Given problem: Your answer is a single number: how many lines hold the word "John"?

☆ ☆ ☆ ☆ ☆

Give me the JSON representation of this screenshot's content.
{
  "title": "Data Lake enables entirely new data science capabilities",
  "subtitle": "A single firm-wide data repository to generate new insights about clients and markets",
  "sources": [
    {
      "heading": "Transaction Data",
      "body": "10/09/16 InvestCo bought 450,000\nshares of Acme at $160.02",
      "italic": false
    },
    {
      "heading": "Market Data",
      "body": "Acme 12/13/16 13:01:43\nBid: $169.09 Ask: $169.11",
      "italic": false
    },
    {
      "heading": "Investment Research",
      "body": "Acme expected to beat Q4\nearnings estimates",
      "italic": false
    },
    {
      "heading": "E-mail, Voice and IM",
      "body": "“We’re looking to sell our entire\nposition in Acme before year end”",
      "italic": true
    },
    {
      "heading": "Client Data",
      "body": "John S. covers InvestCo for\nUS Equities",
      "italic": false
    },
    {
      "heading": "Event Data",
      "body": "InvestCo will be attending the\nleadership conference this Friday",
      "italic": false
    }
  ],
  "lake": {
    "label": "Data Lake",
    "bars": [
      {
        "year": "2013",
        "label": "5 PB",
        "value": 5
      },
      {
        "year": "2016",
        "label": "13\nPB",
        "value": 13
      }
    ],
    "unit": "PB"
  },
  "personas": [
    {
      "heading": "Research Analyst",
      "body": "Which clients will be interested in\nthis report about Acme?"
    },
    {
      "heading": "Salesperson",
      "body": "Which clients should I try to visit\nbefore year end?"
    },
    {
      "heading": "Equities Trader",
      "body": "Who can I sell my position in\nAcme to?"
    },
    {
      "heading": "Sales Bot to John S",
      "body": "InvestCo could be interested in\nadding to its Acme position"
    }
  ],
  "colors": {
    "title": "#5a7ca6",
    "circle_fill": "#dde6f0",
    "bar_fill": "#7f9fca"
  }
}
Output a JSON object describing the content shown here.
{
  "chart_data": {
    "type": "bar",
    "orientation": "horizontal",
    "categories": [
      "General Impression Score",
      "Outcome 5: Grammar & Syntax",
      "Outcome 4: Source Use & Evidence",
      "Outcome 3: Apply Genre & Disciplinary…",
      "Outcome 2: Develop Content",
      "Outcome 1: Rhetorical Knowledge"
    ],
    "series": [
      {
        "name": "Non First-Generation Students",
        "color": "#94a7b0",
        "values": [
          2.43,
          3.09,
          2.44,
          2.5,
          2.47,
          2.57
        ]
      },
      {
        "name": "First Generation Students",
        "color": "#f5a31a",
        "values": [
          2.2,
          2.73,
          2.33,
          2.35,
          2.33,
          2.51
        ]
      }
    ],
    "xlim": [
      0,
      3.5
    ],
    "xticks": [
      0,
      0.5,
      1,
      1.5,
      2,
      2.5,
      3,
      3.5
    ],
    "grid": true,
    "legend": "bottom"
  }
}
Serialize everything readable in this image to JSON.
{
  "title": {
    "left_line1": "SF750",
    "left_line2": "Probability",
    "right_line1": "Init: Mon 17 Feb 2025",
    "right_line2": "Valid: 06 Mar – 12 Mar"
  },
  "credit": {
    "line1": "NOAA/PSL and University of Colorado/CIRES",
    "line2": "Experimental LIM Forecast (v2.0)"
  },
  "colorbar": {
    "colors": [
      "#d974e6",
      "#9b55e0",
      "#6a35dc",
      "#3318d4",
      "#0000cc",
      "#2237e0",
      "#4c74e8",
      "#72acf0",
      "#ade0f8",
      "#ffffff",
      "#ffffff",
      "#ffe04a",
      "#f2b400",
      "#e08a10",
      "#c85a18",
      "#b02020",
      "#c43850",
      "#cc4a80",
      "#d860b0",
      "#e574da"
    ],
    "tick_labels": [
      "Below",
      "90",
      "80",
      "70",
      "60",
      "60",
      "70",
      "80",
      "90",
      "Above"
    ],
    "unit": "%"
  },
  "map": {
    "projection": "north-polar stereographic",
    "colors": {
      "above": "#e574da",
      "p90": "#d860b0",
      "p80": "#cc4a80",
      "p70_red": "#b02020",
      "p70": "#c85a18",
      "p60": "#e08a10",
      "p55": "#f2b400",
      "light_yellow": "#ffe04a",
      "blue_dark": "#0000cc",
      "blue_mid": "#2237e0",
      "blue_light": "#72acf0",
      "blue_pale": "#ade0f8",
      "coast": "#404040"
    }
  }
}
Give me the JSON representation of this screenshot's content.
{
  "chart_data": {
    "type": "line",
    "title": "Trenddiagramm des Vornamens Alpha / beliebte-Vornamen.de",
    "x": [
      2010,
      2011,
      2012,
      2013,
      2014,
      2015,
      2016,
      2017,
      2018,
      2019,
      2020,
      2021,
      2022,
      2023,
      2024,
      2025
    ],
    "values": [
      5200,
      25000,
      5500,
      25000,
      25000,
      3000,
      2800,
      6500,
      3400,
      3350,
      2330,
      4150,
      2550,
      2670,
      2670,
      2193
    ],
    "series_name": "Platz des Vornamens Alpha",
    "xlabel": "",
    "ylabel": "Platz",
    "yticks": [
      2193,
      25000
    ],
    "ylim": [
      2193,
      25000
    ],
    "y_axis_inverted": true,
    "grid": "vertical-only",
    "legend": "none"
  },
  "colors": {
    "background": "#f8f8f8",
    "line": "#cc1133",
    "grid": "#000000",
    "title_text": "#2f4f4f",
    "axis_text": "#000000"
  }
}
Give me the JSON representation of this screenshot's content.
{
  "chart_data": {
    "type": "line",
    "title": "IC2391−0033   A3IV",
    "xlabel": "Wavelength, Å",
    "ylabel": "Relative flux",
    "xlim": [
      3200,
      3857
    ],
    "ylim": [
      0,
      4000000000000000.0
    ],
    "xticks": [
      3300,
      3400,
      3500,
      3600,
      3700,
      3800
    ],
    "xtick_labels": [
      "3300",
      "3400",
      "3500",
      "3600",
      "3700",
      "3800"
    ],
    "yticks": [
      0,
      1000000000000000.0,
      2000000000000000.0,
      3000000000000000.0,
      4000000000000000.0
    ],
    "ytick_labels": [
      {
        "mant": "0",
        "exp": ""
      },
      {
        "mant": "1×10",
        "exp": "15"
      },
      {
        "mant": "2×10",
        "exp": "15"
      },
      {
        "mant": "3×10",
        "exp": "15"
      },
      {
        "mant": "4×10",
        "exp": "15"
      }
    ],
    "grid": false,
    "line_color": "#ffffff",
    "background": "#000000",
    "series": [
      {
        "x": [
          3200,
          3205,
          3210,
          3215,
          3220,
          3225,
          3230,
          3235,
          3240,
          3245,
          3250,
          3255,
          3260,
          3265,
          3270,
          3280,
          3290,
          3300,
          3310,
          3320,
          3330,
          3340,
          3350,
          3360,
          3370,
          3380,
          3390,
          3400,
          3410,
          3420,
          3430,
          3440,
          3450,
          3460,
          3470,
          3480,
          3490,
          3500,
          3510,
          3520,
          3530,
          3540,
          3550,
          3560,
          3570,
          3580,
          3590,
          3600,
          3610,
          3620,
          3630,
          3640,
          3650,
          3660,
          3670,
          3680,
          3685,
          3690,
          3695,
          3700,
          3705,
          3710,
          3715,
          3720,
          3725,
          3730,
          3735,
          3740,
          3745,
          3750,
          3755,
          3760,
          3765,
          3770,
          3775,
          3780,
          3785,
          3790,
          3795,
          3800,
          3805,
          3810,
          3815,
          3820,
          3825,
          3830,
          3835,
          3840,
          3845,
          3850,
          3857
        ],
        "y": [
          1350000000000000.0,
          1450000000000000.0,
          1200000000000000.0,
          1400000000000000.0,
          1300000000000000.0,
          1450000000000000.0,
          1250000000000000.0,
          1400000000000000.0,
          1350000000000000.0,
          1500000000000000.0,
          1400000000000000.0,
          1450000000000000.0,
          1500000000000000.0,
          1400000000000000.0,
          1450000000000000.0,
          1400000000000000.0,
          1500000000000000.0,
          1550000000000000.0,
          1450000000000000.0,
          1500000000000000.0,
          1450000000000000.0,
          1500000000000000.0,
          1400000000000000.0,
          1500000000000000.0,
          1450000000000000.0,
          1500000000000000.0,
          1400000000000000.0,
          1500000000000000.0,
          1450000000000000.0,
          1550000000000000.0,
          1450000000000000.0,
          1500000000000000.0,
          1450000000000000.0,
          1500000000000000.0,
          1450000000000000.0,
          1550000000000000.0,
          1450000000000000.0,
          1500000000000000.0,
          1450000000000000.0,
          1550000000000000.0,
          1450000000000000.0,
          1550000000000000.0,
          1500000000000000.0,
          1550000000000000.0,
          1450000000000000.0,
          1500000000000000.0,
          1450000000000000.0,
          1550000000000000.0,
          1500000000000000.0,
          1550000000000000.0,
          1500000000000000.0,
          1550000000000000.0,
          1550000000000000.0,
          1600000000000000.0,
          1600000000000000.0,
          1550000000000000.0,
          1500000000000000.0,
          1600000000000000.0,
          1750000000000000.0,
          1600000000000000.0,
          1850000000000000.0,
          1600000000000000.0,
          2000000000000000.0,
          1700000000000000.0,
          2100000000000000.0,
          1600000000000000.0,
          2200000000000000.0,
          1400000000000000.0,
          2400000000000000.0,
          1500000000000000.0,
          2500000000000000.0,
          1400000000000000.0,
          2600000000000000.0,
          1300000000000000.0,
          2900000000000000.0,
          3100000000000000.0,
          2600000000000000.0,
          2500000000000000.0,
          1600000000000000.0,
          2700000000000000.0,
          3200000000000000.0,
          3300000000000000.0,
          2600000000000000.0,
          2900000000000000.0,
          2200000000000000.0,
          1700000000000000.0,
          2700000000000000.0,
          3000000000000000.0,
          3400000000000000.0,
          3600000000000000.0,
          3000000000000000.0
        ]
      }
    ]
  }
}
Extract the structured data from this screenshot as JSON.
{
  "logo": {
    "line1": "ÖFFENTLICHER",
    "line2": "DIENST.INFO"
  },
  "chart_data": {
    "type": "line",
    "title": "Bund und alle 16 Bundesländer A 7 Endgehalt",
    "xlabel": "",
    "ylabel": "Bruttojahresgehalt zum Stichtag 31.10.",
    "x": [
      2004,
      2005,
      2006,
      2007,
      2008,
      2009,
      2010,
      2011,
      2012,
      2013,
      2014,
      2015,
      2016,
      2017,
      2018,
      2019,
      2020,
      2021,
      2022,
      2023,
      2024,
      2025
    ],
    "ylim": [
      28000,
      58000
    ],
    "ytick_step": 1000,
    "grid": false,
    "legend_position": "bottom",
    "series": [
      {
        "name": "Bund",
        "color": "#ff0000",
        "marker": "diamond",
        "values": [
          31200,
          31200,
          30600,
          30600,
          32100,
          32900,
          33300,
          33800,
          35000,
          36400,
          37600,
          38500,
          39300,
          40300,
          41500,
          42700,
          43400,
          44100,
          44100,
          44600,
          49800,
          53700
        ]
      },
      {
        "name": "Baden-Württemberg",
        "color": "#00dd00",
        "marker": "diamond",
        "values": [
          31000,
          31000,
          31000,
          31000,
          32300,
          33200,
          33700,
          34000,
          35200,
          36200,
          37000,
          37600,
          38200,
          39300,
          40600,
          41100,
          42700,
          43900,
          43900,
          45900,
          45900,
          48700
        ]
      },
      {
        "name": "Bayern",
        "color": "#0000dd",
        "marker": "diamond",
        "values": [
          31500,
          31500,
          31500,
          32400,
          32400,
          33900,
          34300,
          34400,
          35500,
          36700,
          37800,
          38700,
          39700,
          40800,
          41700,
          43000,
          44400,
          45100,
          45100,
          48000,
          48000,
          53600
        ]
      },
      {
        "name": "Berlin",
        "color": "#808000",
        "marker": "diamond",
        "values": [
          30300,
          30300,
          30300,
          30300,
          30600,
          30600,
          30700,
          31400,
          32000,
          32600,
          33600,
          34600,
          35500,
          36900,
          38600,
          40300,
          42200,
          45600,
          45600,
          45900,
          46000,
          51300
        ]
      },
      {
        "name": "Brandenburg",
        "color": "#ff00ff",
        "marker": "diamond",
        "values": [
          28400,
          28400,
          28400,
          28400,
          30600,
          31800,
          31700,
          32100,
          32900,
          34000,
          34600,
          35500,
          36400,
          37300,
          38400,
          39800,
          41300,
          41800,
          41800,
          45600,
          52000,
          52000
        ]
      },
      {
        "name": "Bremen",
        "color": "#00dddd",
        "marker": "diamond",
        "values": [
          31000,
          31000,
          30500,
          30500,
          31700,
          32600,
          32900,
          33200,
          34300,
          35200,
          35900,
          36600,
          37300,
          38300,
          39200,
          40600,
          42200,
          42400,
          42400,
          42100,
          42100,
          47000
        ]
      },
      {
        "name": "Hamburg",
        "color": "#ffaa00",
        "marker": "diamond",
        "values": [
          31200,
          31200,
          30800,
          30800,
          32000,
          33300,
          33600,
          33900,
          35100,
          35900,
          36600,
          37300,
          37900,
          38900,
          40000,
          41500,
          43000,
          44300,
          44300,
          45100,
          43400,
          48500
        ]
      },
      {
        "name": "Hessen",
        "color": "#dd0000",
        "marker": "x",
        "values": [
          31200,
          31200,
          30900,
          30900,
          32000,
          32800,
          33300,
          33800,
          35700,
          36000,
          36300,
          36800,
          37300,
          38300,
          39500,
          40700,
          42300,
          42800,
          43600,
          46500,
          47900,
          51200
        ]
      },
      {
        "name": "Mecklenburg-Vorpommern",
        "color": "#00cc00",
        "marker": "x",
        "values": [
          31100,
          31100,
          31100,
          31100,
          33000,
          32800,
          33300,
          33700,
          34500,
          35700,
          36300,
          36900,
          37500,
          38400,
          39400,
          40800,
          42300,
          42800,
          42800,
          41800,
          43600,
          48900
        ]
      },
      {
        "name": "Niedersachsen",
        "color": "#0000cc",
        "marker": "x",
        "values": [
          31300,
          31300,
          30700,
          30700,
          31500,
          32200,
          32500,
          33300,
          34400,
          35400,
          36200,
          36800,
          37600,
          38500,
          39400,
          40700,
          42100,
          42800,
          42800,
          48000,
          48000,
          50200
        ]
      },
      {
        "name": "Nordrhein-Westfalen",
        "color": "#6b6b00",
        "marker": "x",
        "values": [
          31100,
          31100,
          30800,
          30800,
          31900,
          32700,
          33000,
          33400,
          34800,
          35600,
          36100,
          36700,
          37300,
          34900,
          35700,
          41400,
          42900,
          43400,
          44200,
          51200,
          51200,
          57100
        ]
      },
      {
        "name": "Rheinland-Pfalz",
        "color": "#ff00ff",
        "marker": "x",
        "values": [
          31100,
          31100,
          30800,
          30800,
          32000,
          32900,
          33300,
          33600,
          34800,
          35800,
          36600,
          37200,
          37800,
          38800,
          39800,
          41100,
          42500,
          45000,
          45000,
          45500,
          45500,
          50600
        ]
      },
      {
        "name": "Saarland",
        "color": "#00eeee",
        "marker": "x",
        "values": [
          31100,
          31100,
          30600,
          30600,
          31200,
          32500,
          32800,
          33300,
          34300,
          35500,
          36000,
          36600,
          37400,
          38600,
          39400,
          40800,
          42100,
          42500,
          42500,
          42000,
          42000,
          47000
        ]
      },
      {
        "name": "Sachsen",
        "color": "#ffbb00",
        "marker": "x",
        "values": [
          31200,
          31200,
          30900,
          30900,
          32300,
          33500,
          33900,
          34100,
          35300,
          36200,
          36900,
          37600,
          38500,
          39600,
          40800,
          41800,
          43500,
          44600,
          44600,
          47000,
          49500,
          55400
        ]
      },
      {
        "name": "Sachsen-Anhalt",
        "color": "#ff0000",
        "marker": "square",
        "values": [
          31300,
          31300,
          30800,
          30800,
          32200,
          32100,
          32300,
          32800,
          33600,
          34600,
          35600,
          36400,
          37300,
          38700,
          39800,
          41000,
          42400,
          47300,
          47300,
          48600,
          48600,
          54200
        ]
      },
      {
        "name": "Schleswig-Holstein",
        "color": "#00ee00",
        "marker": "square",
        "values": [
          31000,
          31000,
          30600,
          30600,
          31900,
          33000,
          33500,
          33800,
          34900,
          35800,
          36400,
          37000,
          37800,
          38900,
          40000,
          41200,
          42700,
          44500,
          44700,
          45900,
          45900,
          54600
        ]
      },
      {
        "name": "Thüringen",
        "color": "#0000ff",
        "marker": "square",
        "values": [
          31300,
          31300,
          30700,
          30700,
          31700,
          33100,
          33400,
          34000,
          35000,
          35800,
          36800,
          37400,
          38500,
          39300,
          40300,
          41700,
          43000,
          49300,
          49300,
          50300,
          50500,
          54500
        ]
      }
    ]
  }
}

☆ ☆ ☆ ☆ ☆

Solution to the exercise: 2